- _Problem details_: Restate the full listing word for word and leave the pictures out.

- _Records for processing_:
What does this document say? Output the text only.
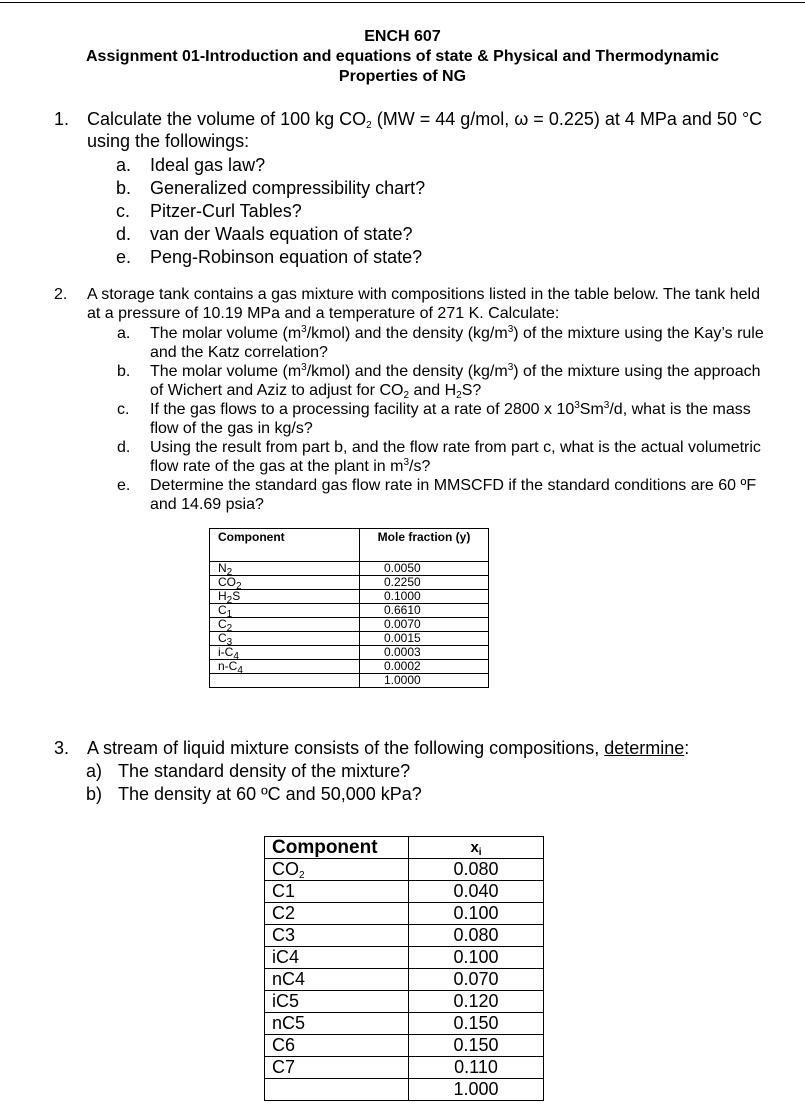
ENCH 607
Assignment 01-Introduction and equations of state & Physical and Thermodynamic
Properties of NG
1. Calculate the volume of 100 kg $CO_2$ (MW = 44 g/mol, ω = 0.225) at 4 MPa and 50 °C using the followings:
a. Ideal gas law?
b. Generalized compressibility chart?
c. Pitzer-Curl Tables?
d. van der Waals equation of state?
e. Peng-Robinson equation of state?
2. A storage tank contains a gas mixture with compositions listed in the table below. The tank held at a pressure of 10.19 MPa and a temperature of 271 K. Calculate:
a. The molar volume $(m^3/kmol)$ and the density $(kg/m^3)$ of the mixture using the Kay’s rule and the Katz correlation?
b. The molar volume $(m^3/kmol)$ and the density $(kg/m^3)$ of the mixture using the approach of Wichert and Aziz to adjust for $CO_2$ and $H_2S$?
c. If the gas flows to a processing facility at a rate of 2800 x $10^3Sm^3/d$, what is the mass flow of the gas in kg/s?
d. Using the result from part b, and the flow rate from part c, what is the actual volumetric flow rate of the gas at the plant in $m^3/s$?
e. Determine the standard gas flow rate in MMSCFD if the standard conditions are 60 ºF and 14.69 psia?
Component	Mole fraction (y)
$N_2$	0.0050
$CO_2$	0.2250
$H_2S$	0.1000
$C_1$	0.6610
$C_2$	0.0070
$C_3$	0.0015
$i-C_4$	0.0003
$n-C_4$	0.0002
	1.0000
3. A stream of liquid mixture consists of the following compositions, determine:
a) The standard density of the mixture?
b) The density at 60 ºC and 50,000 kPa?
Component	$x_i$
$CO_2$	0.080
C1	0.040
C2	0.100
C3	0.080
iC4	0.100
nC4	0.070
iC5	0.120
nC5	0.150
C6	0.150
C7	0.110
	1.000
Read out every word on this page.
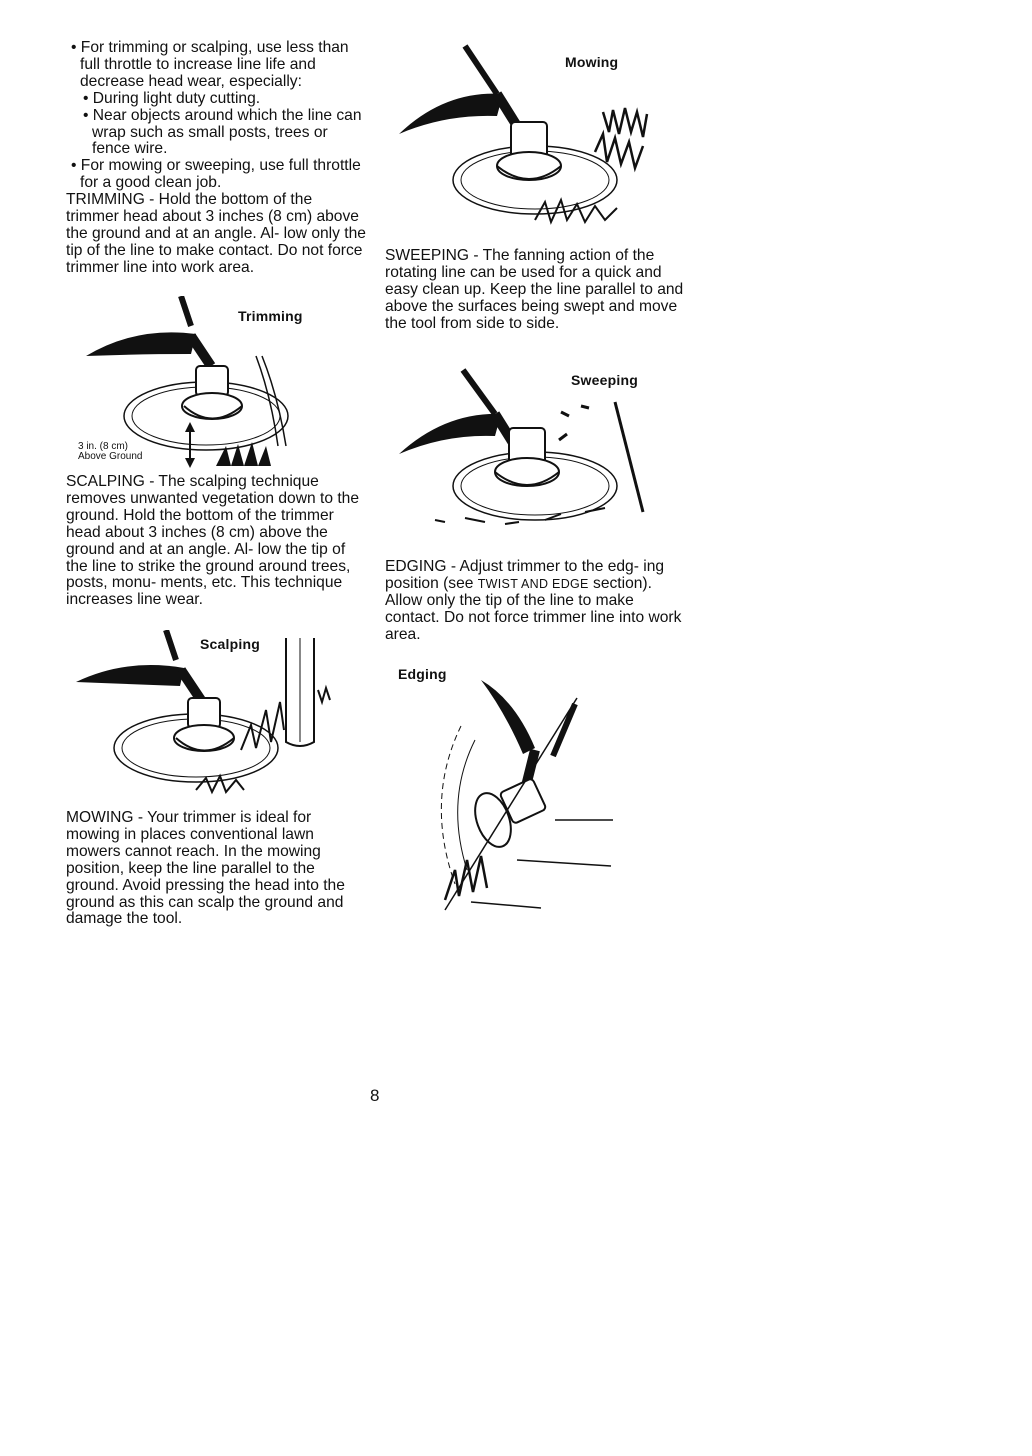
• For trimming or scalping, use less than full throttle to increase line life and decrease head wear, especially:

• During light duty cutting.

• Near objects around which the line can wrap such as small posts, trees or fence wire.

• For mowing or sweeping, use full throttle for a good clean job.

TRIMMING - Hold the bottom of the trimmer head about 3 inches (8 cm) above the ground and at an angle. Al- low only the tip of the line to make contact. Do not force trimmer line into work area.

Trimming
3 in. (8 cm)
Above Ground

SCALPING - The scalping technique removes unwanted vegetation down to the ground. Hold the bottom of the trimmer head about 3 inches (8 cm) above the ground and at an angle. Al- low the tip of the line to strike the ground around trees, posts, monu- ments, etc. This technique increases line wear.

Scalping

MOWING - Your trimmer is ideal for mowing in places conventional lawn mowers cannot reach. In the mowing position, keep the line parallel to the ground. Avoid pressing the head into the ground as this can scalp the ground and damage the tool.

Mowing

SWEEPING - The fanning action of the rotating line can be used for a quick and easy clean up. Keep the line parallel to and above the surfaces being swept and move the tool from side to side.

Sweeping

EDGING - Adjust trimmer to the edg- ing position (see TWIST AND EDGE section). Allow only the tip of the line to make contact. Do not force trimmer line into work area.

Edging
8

- _Solution for this task_:
What does this document say? Output the text only.
ENCH 607
Assignment 01-Introduction and equations of state & Physical and Thermodynamic
Properties of NG
1. Calculate the volume of 100 kg $CO_2$ (MW = 44 g/mol, ω = 0.225) at 4 MPa and 50 °C using the followings:
a. Ideal gas law?
b. Generalized compressibility chart?
c. Pitzer-Curl Tables?
d. van der Waals equation of state?
e. Peng-Robinson equation of state?
2. A storage tank contains a gas mixture with compositions listed in the table below. The tank held at a pressure of 10.19 MPa and a temperature of 271 K. Calculate:
a. The molar volume $(m^3/kmol)$ and the density $(kg/m^3)$ of the mixture using the Kay’s rule and the Katz correlation?
b. The molar volume $(m^3/kmol)$ and the density $(kg/m^3)$ of the mixture using the approach of Wichert and Aziz to adjust for $CO_2$ and $H_2S$?
c. If the gas flows to a processing facility at a rate of 2800 x $10^3Sm^3/d$, what is the mass flow of the gas in kg/s?
d. Using the result from part b, and the flow rate from part c, what is the actual volumetric flow rate of the gas at the plant in $m^3/s$?
e. Determine the standard gas flow rate in MMSCFD if the standard conditions are 60 ºF and 14.69 psia?
Component	Mole fraction (y)
$N_2$	0.0050
$CO_2$	0.2250
$H_2S$	0.1000
$C_1$	0.6610
$C_2$	0.0070
$C_3$	0.0015
$i-C_4$	0.0003
$n-C_4$	0.0002
	1.0000
3. A stream of liquid mixture consists of the following compositions, determine:
a) The standard density of the mixture?
b) The density at 60 ºC and 50,000 kPa?
Component	$x_i$
$CO_2$	0.080
C1	0.040
C2	0.100
C3	0.080
iC4	0.100
nC4	0.070
iC5	0.120
nC5	0.150
C6	0.150
C7	0.110
	1.000
Read out every word on this page.
• For trimming or scalping, use less than full throttle to increase line life and decrease head wear, especially:

• During light duty cutting.

• Near objects around which the line can wrap such as small posts, trees or fence wire.

• For mowing or sweeping, use full throttle for a good clean job.

TRIMMING - Hold the bottom of the trimmer head about 3 inches (8 cm) above the ground and at an angle. Al- low only the tip of the line to make contact. Do not force trimmer line into work area.

Trimming
3 in. (8 cm)
Above Ground

SCALPING - The scalping technique removes unwanted vegetation down to the ground. Hold the bottom of the trimmer head about 3 inches (8 cm) above the ground and at an angle. Al- low the tip of the line to strike the ground around trees, posts, monu- ments, etc. This technique increases line wear.

Scalping

MOWING - Your trimmer is ideal for mowing in places conventional lawn mowers cannot reach. In the mowing position, keep the line parallel to the ground. Avoid pressing the head into the ground as this can scalp the ground and damage the tool.

Mowing

SWEEPING - The fanning action of the rotating line can be used for a quick and easy clean up. Keep the line parallel to and above the surfaces being swept and move the tool from side to side.

Sweeping

EDGING - Adjust trimmer to the edg- ing position (see TWIST AND EDGE section). Allow only the tip of the line to make contact. Do not force trimmer line into work area.

Edging
8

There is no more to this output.